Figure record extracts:
— Begin —

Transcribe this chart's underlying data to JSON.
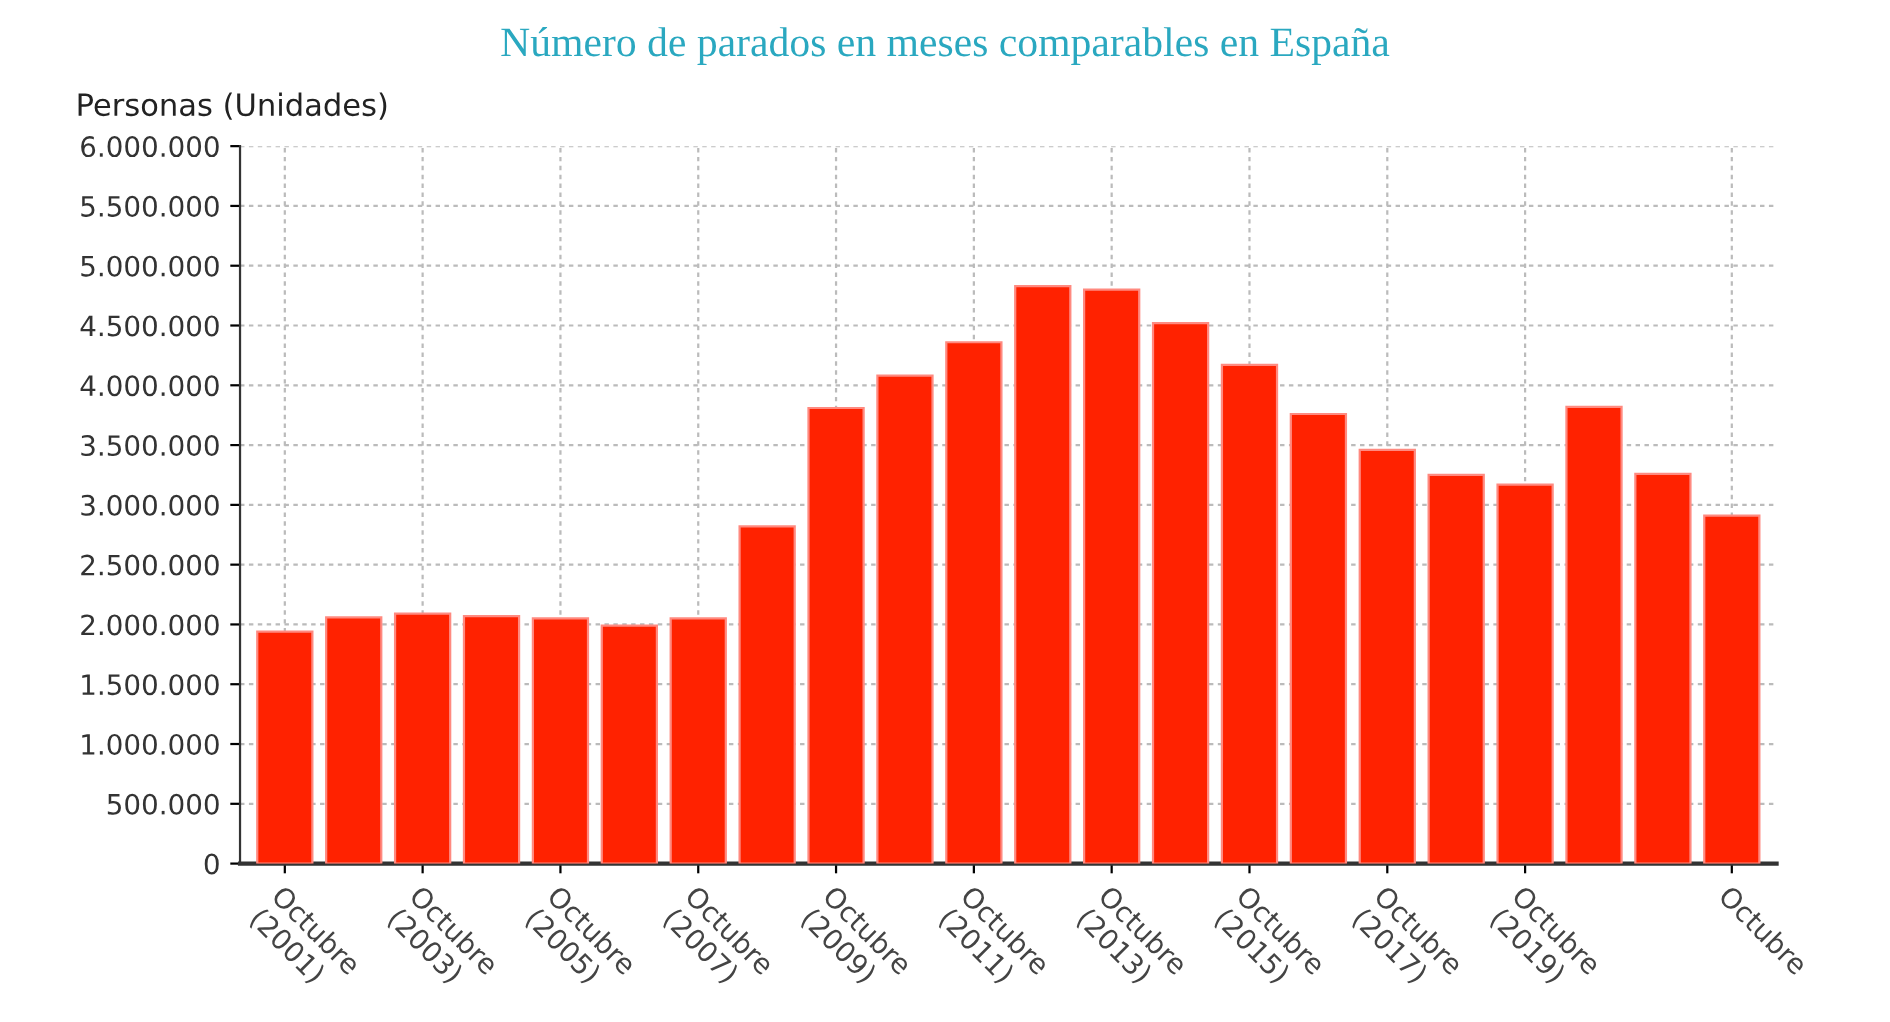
{
  "chart_data": {
    "type": "bar",
    "title": "Número de parados en meses comparables en España",
    "ylabel": "Personas (Unidades)",
    "categories": [
      "Octubre\n(2001)",
      null,
      "Octubre\n(2003)",
      null,
      "Octubre\n(2005)",
      null,
      "Octubre\n(2007)",
      null,
      "Octubre\n(2009)",
      null,
      "Octubre\n(2011)",
      null,
      "Octubre\n(2013)",
      null,
      "Octubre\n(2015)",
      null,
      "Octubre\n(2017)",
      null,
      "Octubre\n(2019)",
      null,
      null,
      "Octubre"
    ],
    "values": [
      1940000,
      2060000,
      2090000,
      2070000,
      2050000,
      1990000,
      2050000,
      2820000,
      3810000,
      4080000,
      4360000,
      4830000,
      4800000,
      4520000,
      4170000,
      3760000,
      3460000,
      3250000,
      3170000,
      3820000,
      3260000,
      2910000
    ],
    "color": "#ff2200",
    "ylim": [
      0,
      6000000
    ],
    "yticks": [
      {
        "value": 0,
        "label": "0"
      },
      {
        "value": 500000,
        "label": "500.000"
      },
      {
        "value": 1000000,
        "label": "1.000.000"
      },
      {
        "value": 1500000,
        "label": "1.500.000"
      },
      {
        "value": 2000000,
        "label": "2.000.000"
      },
      {
        "value": 2500000,
        "label": "2.500.000"
      },
      {
        "value": 3000000,
        "label": "3.000.000"
      },
      {
        "value": 3500000,
        "label": "3.500.000"
      },
      {
        "value": 4000000,
        "label": "4.000.000"
      },
      {
        "value": 4500000,
        "label": "4.500.000"
      },
      {
        "value": 5000000,
        "label": "5.000.000"
      },
      {
        "value": 5500000,
        "label": "5.500.000"
      },
      {
        "value": 6000000,
        "label": "6.000.000"
      }
    ],
    "grid": true
  }
}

— End —

### Task to carry out
Copy down every line of the material above that includes the string "Octubre".

### Answer to the problem
      "Octubre\n(2001)",
      "Octubre\n(2003)",
      "Octubre\n(2005)",
      "Octubre\n(2007)",
      "Octubre\n(2009)",
      "Octubre\n(2011)",
      "Octubre\n(2013)",
      "Octubre\n(2015)",
      "Octubre\n(2017)",
      "Octubre\n(2019)",
      "Octubre"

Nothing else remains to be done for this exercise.